==== Data for processing ====

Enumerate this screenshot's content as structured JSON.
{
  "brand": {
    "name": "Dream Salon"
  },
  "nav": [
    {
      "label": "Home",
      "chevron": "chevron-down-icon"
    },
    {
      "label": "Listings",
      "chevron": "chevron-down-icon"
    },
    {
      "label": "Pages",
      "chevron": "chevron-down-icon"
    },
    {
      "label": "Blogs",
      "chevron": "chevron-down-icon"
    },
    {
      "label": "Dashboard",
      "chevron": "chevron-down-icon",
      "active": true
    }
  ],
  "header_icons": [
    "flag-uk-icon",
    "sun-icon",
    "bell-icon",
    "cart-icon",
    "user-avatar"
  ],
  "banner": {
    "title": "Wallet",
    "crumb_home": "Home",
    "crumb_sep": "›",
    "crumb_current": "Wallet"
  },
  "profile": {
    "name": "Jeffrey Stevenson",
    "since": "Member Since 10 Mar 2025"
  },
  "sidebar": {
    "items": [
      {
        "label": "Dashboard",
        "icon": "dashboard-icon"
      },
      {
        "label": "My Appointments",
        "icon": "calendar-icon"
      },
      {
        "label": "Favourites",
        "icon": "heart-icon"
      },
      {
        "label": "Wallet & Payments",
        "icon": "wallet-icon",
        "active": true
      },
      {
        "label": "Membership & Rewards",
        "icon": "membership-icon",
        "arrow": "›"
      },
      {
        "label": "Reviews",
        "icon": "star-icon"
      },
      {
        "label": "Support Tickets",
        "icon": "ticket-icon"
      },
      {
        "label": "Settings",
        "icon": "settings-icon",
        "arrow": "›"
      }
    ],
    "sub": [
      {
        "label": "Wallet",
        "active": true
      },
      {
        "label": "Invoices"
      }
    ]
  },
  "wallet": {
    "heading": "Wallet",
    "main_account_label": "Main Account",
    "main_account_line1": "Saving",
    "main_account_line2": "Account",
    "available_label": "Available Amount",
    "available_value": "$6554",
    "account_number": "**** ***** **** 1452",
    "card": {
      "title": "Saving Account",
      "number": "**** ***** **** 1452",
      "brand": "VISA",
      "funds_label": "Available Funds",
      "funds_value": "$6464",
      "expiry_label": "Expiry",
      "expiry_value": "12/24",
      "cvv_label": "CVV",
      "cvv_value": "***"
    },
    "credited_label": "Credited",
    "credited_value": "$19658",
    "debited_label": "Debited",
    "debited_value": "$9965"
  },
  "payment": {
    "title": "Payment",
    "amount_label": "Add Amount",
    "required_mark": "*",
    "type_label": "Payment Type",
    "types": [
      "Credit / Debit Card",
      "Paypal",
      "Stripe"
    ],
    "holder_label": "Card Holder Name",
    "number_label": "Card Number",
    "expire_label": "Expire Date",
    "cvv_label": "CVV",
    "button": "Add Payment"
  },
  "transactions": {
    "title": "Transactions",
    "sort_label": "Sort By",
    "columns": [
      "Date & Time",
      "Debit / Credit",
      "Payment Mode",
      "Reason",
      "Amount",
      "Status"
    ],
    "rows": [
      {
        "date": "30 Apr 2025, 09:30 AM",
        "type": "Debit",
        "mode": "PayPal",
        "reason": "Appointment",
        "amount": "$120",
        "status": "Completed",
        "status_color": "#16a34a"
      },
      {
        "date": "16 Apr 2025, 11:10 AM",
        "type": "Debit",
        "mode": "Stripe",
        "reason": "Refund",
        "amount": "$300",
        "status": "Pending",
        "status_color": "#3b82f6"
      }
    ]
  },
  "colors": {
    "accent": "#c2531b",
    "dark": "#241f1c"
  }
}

====

> **Task statement**
Transcribe all of the entries without altering anything.

> **Answer for this exercise**
Enumerate this screenshot's content as structured JSON.
{
  "brand": {
    "name": "Dream Salon"
  },
  "nav": [
    {
      "label": "Home",
      "chevron": "chevron-down-icon"
    },
    {
      "label": "Listings",
      "chevron": "chevron-down-icon"
    },
    {
      "label": "Pages",
      "chevron": "chevron-down-icon"
    },
    {
      "label": "Blogs",
      "chevron": "chevron-down-icon"
    },
    {
      "label": "Dashboard",
      "chevron": "chevron-down-icon",
      "active": true
    }
  ],
  "header_icons": [
    "flag-uk-icon",
    "sun-icon",
    "bell-icon",
    "cart-icon",
    "user-avatar"
  ],
  "banner": {
    "title": "Wallet",
    "crumb_home": "Home",
    "crumb_sep": "›",
    "crumb_current": "Wallet"
  },
  "profile": {
    "name": "Jeffrey Stevenson",
    "since": "Member Since 10 Mar 2025"
  },
  "sidebar": {
    "items": [
      {
        "label": "Dashboard",
        "icon": "dashboard-icon"
      },
      {
        "label": "My Appointments",
        "icon": "calendar-icon"
      },
      {
        "label": "Favourites",
        "icon": "heart-icon"
      },
      {
        "label": "Wallet & Payments",
        "icon": "wallet-icon",
        "active": true
      },
      {
        "label": "Membership & Rewards",
        "icon": "membership-icon",
        "arrow": "›"
      },
      {
        "label": "Reviews",
        "icon": "star-icon"
      },
      {
        "label": "Support Tickets",
        "icon": "ticket-icon"
      },
      {
        "label": "Settings",
        "icon": "settings-icon",
        "arrow": "›"
      }
    ],
    "sub": [
      {
        "label": "Wallet",
        "active": true
      },
      {
        "label": "Invoices"
      }
    ]
  },
  "wallet": {
    "heading": "Wallet",
    "main_account_label": "Main Account",
    "main_account_line1": "Saving",
    "main_account_line2": "Account",
    "available_label": "Available Amount",
    "available_value": "$6554",
    "account_number": "**** ***** **** 1452",
    "card": {
      "title": "Saving Account",
      "number": "**** ***** **** 1452",
      "brand": "VISA",
      "funds_label": "Available Funds",
      "funds_value": "$6464",
      "expiry_label": "Expiry",
      "expiry_value": "12/24",
      "cvv_label": "CVV",
      "cvv_value": "***"
    },
    "credited_label": "Credited",
    "credited_value": "$19658",
    "debited_label": "Debited",
    "debited_value": "$9965"
  },
  "payment": {
    "title": "Payment",
    "amount_label": "Add Amount",
    "required_mark": "*",
    "type_label": "Payment Type",
    "types": [
      "Credit / Debit Card",
      "Paypal",
      "Stripe"
    ],
    "holder_label": "Card Holder Name",
    "number_label": "Card Number",
    "expire_label": "Expire Date",
    "cvv_label": "CVV",
    "button": "Add Payment"
  },
  "transactions": {
    "title": "Transactions",
    "sort_label": "Sort By",
    "columns": [
      "Date & Time",
      "Debit / Credit",
      "Payment Mode",
      "Reason",
      "Amount",
      "Status"
    ],
    "rows": [
      {
        "date": "30 Apr 2025, 09:30 AM",
        "type": "Debit",
        "mode": "PayPal",
        "reason": "Appointment",
        "amount": "$120",
        "status": "Completed",
        "status_color": "#16a34a"
      },
      {
        "date": "16 Apr 2025, 11:10 AM",
        "type": "Debit",
        "mode": "Stripe",
        "reason": "Refund",
        "amount": "$300",
        "status": "Pending",
        "status_color": "#3b82f6"
      }
    ]
  },
  "colors": {
    "accent": "#c2531b",
    "dark": "#241f1c"
  }
}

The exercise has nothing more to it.